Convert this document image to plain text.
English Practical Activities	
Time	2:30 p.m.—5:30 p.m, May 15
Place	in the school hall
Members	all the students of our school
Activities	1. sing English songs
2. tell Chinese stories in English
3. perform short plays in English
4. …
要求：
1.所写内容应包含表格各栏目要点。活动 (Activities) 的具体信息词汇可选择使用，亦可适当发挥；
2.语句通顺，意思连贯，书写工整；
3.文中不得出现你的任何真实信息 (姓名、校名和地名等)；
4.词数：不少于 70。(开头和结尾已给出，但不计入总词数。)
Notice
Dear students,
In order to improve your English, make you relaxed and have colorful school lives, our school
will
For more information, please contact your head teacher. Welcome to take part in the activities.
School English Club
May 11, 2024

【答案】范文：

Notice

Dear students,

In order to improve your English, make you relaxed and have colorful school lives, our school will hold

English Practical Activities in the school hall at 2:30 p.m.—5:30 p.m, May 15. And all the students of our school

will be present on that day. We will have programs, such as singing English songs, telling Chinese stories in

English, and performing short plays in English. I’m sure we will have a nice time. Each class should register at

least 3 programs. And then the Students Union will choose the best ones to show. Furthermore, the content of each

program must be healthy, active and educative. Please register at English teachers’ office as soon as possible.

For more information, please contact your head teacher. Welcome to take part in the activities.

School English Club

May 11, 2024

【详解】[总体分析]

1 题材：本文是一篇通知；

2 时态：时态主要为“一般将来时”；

************

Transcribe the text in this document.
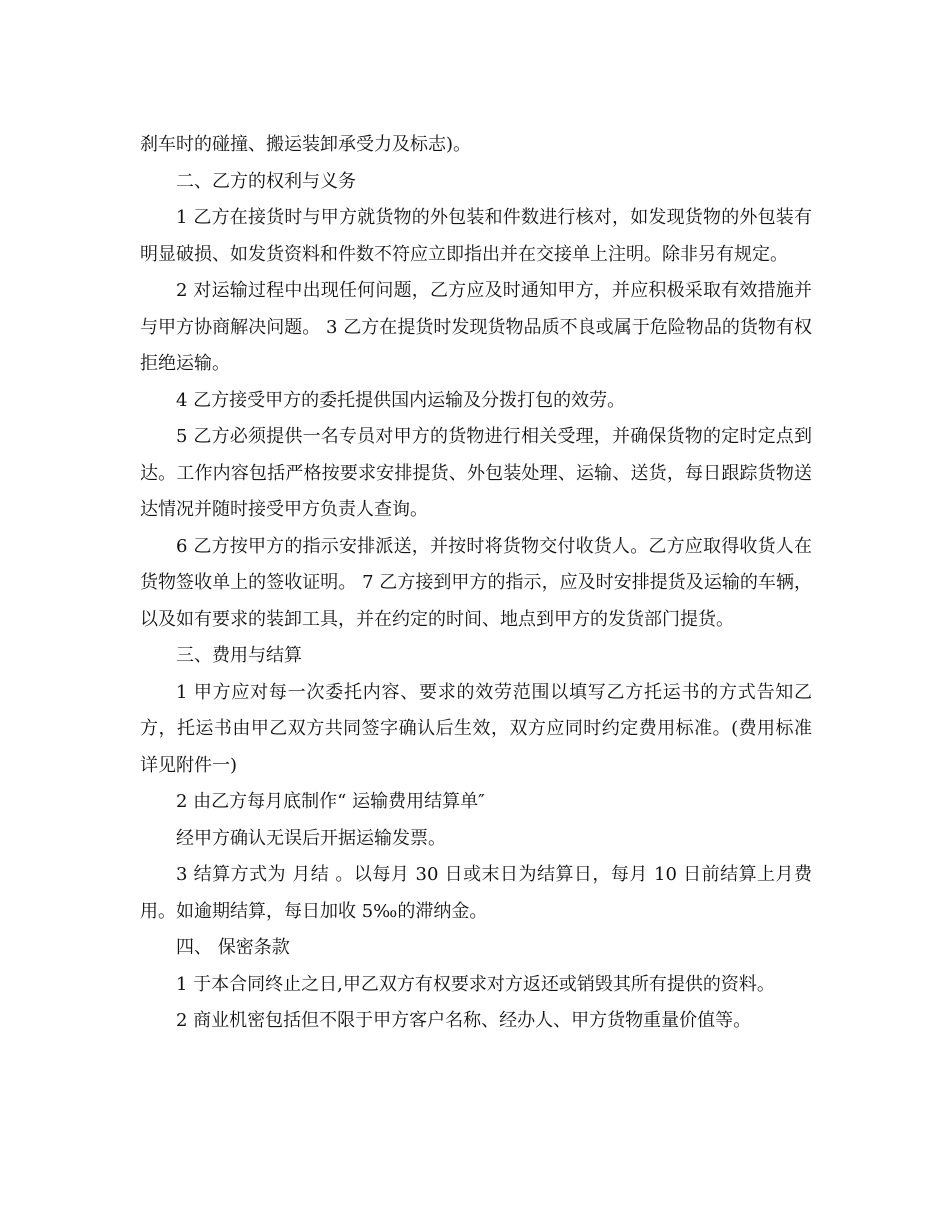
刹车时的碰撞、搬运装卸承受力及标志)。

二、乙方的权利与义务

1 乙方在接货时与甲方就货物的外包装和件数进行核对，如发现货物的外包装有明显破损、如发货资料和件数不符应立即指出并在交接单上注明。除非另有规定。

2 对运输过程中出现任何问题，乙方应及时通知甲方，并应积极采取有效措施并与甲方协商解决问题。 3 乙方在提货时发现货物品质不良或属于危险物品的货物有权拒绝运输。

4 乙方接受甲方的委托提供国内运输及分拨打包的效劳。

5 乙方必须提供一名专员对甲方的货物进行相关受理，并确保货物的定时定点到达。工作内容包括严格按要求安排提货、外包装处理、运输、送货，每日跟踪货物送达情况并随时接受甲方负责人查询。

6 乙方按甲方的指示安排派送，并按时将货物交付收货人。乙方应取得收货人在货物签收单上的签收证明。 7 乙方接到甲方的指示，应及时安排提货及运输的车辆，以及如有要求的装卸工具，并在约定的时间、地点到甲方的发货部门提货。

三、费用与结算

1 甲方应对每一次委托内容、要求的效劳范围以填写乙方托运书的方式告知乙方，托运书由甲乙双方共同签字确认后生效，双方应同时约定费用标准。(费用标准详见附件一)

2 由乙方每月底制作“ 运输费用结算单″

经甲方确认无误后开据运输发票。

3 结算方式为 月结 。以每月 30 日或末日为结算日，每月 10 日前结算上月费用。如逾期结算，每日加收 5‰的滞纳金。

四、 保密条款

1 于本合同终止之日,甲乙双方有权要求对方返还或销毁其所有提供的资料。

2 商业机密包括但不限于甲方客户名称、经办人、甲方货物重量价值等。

************

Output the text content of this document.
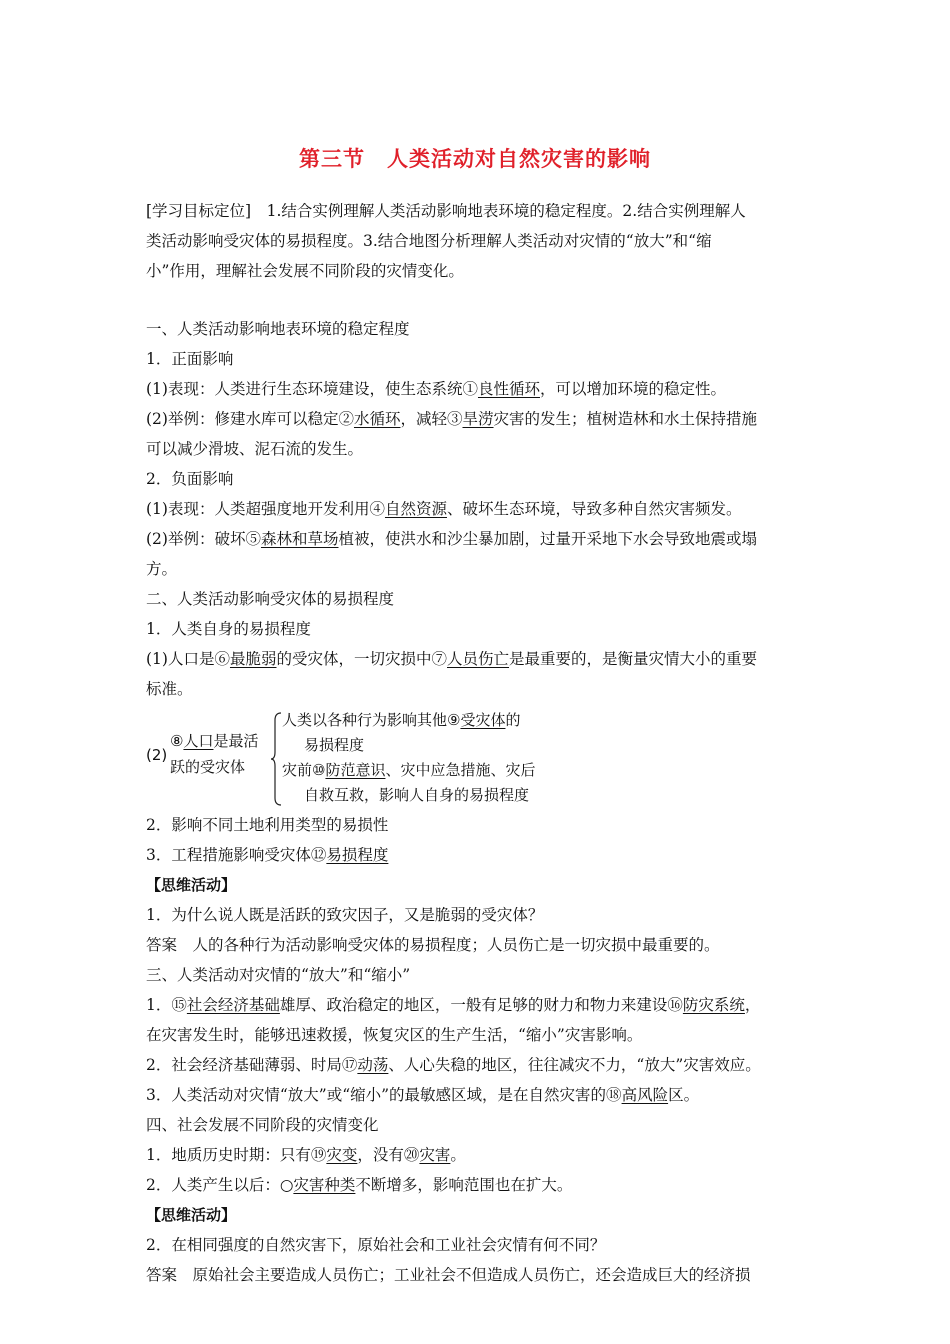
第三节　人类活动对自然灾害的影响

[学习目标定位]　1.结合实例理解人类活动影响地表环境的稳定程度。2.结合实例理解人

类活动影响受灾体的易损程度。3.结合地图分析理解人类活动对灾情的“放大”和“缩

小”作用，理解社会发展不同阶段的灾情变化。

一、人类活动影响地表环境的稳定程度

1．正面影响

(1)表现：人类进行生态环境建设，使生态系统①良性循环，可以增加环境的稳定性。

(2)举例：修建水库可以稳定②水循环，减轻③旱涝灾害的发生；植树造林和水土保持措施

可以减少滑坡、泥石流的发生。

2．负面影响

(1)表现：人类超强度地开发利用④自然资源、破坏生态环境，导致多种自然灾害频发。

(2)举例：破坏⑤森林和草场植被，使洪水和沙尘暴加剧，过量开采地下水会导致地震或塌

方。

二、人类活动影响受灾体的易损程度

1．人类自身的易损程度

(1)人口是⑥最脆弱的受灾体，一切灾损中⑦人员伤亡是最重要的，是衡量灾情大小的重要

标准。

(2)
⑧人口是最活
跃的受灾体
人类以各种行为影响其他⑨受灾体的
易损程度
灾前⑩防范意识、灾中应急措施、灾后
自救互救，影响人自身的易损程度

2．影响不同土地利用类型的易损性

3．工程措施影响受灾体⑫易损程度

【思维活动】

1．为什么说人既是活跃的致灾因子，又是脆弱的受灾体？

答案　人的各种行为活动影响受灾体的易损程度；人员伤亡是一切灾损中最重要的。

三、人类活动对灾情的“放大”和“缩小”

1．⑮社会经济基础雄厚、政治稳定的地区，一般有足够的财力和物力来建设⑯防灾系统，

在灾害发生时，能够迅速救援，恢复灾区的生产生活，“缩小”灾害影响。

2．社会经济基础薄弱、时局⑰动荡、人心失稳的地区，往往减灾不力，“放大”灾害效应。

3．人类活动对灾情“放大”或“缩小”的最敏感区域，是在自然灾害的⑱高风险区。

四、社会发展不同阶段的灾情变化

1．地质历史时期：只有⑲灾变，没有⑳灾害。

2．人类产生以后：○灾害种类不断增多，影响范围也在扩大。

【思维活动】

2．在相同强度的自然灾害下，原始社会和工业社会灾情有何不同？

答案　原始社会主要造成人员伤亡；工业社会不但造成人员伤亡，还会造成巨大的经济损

************

## INSTRUCTION
Choose all lines containing the string "stories" and copy them out.

## FINAL ANSWER
2. tell Chinese stories in English
will be present on that day. We will have programs, such as singing English songs, telling Chinese stories in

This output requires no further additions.